#### Objective
Make a verbatim copy of the entries below; pictures stay out.

#### Provided information
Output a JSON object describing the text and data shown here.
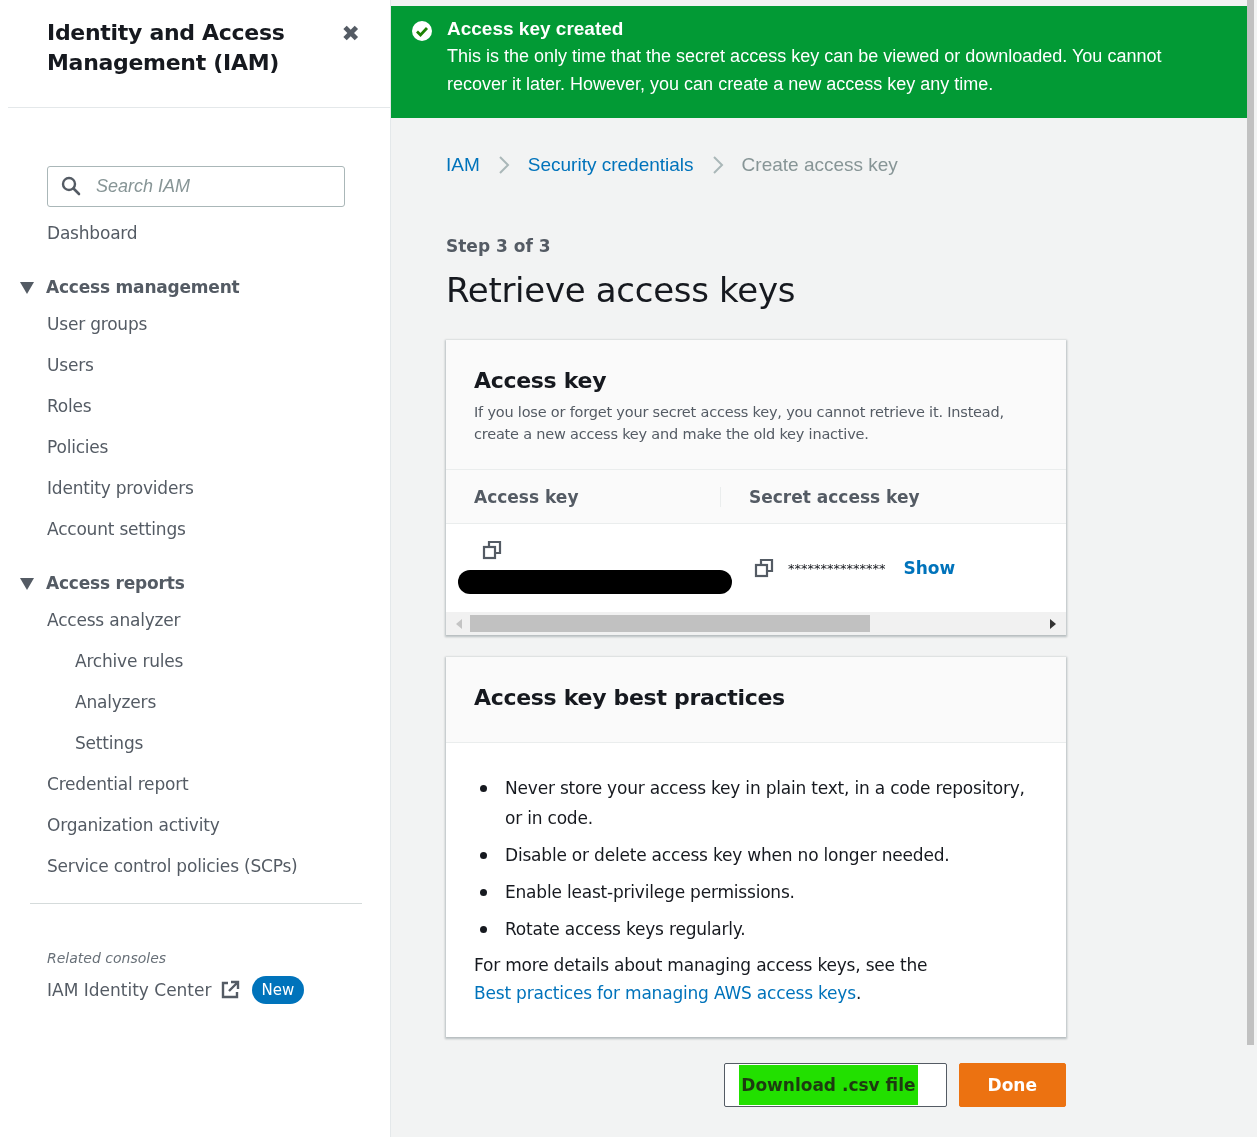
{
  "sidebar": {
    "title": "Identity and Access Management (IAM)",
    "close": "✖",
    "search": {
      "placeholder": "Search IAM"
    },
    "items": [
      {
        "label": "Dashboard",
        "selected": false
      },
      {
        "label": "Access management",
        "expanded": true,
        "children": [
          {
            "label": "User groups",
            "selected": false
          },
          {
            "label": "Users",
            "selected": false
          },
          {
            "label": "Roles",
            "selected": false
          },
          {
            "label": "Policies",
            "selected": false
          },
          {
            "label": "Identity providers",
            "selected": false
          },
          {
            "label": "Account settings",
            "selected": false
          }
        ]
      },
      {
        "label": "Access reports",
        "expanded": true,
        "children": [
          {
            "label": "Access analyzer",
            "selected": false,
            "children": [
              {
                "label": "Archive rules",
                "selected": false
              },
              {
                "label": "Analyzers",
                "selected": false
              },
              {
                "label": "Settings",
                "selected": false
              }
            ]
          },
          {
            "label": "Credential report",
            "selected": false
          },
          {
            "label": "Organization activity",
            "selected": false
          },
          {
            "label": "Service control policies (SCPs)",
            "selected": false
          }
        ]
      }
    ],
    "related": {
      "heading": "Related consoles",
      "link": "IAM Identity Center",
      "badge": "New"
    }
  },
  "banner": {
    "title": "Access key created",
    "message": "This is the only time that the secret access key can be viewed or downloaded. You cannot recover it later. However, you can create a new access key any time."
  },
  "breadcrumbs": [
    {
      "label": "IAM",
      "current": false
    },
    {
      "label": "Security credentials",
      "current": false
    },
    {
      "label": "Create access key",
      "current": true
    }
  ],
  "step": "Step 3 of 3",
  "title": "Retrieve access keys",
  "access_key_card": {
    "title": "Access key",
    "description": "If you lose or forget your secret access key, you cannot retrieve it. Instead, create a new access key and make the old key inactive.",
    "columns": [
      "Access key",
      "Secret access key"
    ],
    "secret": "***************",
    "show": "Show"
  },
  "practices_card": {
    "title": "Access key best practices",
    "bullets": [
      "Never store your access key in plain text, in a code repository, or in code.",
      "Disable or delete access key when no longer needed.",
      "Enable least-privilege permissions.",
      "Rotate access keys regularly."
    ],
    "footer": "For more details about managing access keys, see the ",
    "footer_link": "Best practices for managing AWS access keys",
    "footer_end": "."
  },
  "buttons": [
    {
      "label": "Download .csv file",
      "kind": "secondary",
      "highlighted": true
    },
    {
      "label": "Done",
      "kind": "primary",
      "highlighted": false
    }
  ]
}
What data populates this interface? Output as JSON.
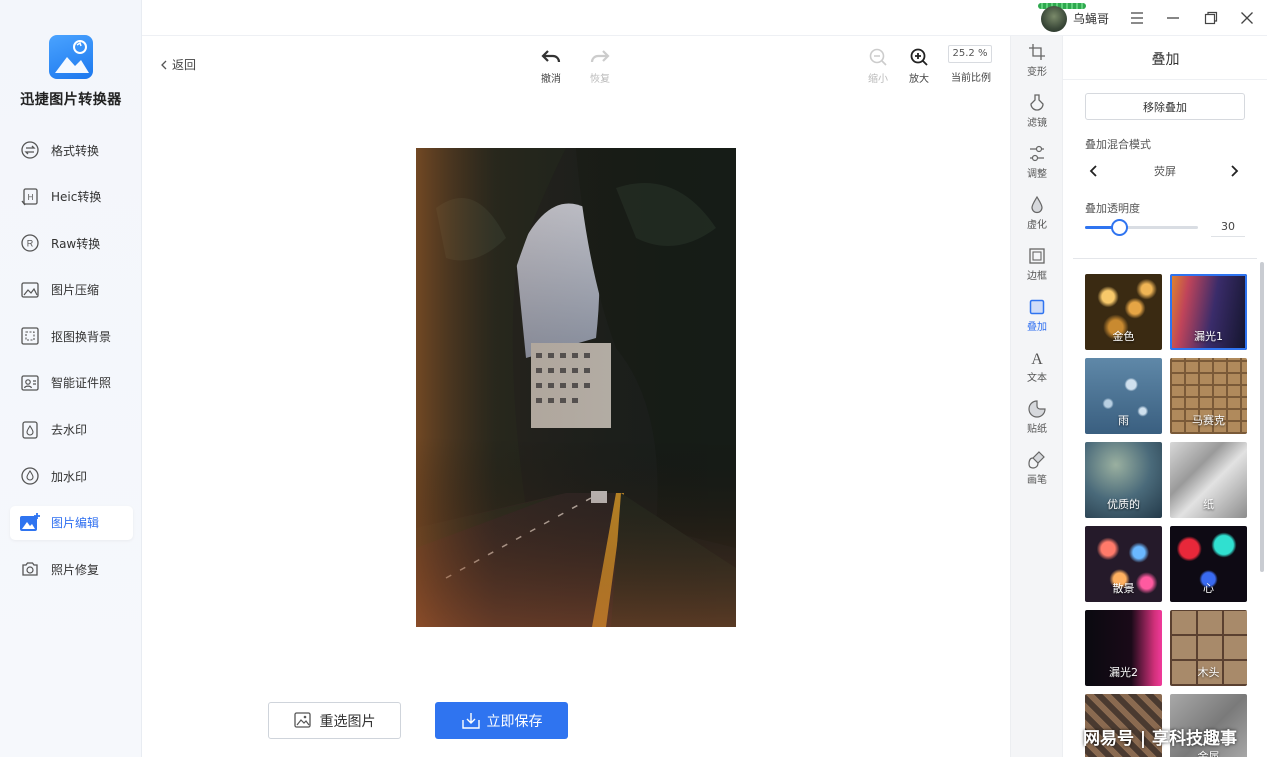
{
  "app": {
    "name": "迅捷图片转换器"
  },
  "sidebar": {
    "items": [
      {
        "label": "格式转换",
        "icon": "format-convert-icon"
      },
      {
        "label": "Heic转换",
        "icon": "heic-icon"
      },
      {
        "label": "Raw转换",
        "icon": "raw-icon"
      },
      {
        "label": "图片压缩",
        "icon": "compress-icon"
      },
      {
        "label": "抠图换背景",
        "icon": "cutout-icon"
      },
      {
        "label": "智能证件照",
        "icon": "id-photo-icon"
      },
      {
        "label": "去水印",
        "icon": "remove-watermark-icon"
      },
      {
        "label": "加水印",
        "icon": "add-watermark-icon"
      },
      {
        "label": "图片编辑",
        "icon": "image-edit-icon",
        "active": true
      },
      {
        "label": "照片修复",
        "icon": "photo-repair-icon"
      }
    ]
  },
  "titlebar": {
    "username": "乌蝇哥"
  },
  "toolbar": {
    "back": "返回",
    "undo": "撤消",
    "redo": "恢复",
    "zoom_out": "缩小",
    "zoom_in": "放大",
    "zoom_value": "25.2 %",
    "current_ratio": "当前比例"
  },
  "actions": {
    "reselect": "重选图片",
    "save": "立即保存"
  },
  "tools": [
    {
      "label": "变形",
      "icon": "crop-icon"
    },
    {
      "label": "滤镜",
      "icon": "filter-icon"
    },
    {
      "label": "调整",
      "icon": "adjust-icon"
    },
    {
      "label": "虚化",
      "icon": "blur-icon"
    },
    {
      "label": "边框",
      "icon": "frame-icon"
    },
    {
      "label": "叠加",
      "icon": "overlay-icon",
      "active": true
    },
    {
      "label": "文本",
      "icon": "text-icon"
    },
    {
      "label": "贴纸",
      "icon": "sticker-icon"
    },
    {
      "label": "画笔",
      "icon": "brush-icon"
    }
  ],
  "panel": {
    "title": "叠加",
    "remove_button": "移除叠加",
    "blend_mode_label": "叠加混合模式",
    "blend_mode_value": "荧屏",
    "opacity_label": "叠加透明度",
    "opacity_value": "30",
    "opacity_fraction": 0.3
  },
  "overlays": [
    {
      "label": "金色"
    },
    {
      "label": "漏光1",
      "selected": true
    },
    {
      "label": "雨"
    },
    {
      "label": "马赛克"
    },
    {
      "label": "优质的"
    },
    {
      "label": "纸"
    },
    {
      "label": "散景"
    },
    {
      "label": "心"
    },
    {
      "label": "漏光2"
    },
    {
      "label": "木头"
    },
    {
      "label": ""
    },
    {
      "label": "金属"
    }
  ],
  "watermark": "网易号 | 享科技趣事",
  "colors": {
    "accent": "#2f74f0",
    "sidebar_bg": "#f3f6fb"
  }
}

#### The completed task
Output a JSON object describing the text and data shown here.
{
  "sidebar": {
    "title": "Identity and Access Management (IAM)",
    "close": "✖",
    "search": {
      "placeholder": "Search IAM"
    },
    "items": [
      {
        "label": "Dashboard",
        "selected": false
      },
      {
        "label": "Access management",
        "expanded": true,
        "children": [
          {
            "label": "User groups",
            "selected": false
          },
          {
            "label": "Users",
            "selected": false
          },
          {
            "label": "Roles",
            "selected": false
          },
          {
            "label": "Policies",
            "selected": false
          },
          {
            "label": "Identity providers",
            "selected": false
          },
          {
            "label": "Account settings",
            "selected": false
          }
        ]
      },
      {
        "label": "Access reports",
        "expanded": true,
        "children": [
          {
            "label": "Access analyzer",
            "selected": false,
            "children": [
              {
                "label": "Archive rules",
                "selected": false
              },
              {
                "label": "Analyzers",
                "selected": false
              },
              {
                "label": "Settings",
                "selected": false
              }
            ]
          },
          {
            "label": "Credential report",
            "selected": false
          },
          {
            "label": "Organization activity",
            "selected": false
          },
          {
            "label": "Service control policies (SCPs)",
            "selected": false
          }
        ]
      }
    ],
    "related": {
      "heading": "Related consoles",
      "link": "IAM Identity Center",
      "badge": "New"
    }
  },
  "banner": {
    "title": "Access key created",
    "message": "This is the only time that the secret access key can be viewed or downloaded. You cannot recover it later. However, you can create a new access key any time."
  },
  "breadcrumbs": [
    {
      "label": "IAM",
      "current": false
    },
    {
      "label": "Security credentials",
      "current": false
    },
    {
      "label": "Create access key",
      "current": true
    }
  ],
  "step": "Step 3 of 3",
  "title": "Retrieve access keys",
  "access_key_card": {
    "title": "Access key",
    "description": "If you lose or forget your secret access key, you cannot retrieve it. Instead, create a new access key and make the old key inactive.",
    "columns": [
      "Access key",
      "Secret access key"
    ],
    "secret": "***************",
    "show": "Show"
  },
  "practices_card": {
    "title": "Access key best practices",
    "bullets": [
      "Never store your access key in plain text, in a code repository, or in code.",
      "Disable or delete access key when no longer needed.",
      "Enable least-privilege permissions.",
      "Rotate access keys regularly."
    ],
    "footer": "For more details about managing access keys, see the ",
    "footer_link": "Best practices for managing AWS access keys",
    "footer_end": "."
  },
  "buttons": [
    {
      "label": "Download .csv file",
      "kind": "secondary",
      "highlighted": true
    },
    {
      "label": "Done",
      "kind": "primary",
      "highlighted": false
    }
  ]
}
What data populates this interface? Output as JSON.
{
  "app": {
    "name": "迅捷图片转换器"
  },
  "sidebar": {
    "items": [
      {
        "label": "格式转换",
        "icon": "format-convert-icon"
      },
      {
        "label": "Heic转换",
        "icon": "heic-icon"
      },
      {
        "label": "Raw转换",
        "icon": "raw-icon"
      },
      {
        "label": "图片压缩",
        "icon": "compress-icon"
      },
      {
        "label": "抠图换背景",
        "icon": "cutout-icon"
      },
      {
        "label": "智能证件照",
        "icon": "id-photo-icon"
      },
      {
        "label": "去水印",
        "icon": "remove-watermark-icon"
      },
      {
        "label": "加水印",
        "icon": "add-watermark-icon"
      },
      {
        "label": "图片编辑",
        "icon": "image-edit-icon",
        "active": true
      },
      {
        "label": "照片修复",
        "icon": "photo-repair-icon"
      }
    ]
  },
  "titlebar": {
    "username": "乌蝇哥"
  },
  "toolbar": {
    "back": "返回",
    "undo": "撤消",
    "redo": "恢复",
    "zoom_out": "缩小",
    "zoom_in": "放大",
    "zoom_value": "25.2 %",
    "current_ratio": "当前比例"
  },
  "actions": {
    "reselect": "重选图片",
    "save": "立即保存"
  },
  "tools": [
    {
      "label": "变形",
      "icon": "crop-icon"
    },
    {
      "label": "滤镜",
      "icon": "filter-icon"
    },
    {
      "label": "调整",
      "icon": "adjust-icon"
    },
    {
      "label": "虚化",
      "icon": "blur-icon"
    },
    {
      "label": "边框",
      "icon": "frame-icon"
    },
    {
      "label": "叠加",
      "icon": "overlay-icon",
      "active": true
    },
    {
      "label": "文本",
      "icon": "text-icon"
    },
    {
      "label": "贴纸",
      "icon": "sticker-icon"
    },
    {
      "label": "画笔",
      "icon": "brush-icon"
    }
  ],
  "panel": {
    "title": "叠加",
    "remove_button": "移除叠加",
    "blend_mode_label": "叠加混合模式",
    "blend_mode_value": "荧屏",
    "opacity_label": "叠加透明度",
    "opacity_value": "30",
    "opacity_fraction": 0.3
  },
  "overlays": [
    {
      "label": "金色"
    },
    {
      "label": "漏光1",
      "selected": true
    },
    {
      "label": "雨"
    },
    {
      "label": "马赛克"
    },
    {
      "label": "优质的"
    },
    {
      "label": "纸"
    },
    {
      "label": "散景"
    },
    {
      "label": "心"
    },
    {
      "label": "漏光2"
    },
    {
      "label": "木头"
    },
    {
      "label": ""
    },
    {
      "label": "金属"
    }
  ],
  "watermark": "网易号 | 享科技趣事",
  "colors": {
    "accent": "#2f74f0",
    "sidebar_bg": "#f3f6fb"
  }
}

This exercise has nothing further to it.